# Directive
In the material below, list every line carrying the string "Difussion".

[Data listing]
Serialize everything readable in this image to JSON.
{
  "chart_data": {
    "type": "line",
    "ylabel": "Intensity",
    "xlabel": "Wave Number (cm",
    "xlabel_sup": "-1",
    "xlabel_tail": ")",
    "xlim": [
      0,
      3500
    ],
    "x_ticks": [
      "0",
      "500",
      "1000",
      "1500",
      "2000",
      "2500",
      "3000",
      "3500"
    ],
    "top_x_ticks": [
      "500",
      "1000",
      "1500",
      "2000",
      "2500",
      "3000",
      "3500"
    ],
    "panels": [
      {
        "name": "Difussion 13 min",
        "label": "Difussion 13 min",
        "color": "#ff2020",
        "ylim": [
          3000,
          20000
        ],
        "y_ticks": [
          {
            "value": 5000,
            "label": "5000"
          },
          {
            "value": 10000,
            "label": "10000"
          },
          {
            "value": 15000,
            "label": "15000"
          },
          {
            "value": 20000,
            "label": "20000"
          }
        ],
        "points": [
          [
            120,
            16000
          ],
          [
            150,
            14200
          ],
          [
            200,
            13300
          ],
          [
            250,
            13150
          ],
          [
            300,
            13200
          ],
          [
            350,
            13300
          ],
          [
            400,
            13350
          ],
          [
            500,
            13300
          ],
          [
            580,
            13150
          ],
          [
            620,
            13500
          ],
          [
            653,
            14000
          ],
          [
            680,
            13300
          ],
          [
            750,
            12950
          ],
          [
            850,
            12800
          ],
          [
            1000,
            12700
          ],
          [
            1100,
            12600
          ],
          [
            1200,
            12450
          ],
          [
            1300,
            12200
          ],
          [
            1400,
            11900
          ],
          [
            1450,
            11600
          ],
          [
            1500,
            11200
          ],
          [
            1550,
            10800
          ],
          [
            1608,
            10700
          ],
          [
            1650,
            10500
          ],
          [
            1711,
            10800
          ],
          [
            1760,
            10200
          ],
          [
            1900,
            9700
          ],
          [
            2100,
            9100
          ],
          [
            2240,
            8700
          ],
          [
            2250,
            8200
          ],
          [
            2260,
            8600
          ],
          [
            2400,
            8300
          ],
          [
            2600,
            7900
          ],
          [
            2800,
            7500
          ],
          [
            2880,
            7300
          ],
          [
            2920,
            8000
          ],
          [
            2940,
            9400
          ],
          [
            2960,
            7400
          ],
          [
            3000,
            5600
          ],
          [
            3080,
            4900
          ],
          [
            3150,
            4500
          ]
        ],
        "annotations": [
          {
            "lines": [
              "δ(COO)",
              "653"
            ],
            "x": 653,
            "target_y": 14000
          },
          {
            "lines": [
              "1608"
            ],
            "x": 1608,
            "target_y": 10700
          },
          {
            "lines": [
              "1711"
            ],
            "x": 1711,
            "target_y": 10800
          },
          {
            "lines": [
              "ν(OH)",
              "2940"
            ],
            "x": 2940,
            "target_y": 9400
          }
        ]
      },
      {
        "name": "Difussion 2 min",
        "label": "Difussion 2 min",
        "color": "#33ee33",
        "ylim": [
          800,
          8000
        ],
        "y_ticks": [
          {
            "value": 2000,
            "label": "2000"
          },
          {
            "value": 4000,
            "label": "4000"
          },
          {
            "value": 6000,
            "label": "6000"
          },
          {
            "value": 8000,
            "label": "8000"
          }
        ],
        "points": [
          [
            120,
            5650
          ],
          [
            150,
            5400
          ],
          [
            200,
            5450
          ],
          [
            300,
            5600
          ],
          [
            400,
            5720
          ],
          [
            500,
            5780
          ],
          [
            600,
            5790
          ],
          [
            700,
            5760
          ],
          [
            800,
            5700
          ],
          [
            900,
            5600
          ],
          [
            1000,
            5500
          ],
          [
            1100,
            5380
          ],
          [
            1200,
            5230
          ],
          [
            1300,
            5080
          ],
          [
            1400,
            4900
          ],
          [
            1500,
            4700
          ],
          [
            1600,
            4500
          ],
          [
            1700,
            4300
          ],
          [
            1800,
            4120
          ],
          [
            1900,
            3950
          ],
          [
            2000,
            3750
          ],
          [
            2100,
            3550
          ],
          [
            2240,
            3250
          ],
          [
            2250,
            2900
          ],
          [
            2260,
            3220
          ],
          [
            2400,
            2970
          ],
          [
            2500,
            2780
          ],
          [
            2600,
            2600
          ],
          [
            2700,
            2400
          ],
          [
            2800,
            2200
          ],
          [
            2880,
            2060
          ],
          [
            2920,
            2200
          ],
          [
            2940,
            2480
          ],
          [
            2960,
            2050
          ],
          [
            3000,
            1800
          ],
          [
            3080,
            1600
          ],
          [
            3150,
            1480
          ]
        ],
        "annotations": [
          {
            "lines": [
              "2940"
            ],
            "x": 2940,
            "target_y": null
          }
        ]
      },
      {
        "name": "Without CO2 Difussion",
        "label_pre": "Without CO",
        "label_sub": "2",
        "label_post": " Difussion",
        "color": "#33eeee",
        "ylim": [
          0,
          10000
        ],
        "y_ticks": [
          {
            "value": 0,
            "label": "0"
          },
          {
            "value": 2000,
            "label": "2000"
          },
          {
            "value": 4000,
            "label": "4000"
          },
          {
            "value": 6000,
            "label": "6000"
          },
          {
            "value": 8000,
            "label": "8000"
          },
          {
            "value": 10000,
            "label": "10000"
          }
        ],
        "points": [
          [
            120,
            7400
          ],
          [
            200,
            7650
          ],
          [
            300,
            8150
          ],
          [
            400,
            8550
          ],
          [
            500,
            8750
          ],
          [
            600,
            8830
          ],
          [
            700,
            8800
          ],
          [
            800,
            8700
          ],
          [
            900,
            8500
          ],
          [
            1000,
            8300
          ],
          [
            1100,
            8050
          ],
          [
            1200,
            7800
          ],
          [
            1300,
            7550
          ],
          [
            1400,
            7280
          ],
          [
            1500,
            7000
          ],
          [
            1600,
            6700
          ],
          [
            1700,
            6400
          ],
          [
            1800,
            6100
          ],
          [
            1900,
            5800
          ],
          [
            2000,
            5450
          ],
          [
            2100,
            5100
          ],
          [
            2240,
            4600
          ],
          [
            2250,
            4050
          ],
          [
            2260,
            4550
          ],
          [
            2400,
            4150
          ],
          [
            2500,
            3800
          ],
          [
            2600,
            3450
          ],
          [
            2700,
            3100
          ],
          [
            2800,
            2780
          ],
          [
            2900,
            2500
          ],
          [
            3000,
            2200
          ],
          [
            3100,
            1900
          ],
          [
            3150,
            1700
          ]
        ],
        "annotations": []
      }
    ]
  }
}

# Response to the exercise
        "name": "Difussion 13 min",
        "label": "Difussion 13 min",
        "name": "Difussion 2 min",
        "label": "Difussion 2 min",
        "name": "Without CO2 Difussion",
        "label_post": " Difussion",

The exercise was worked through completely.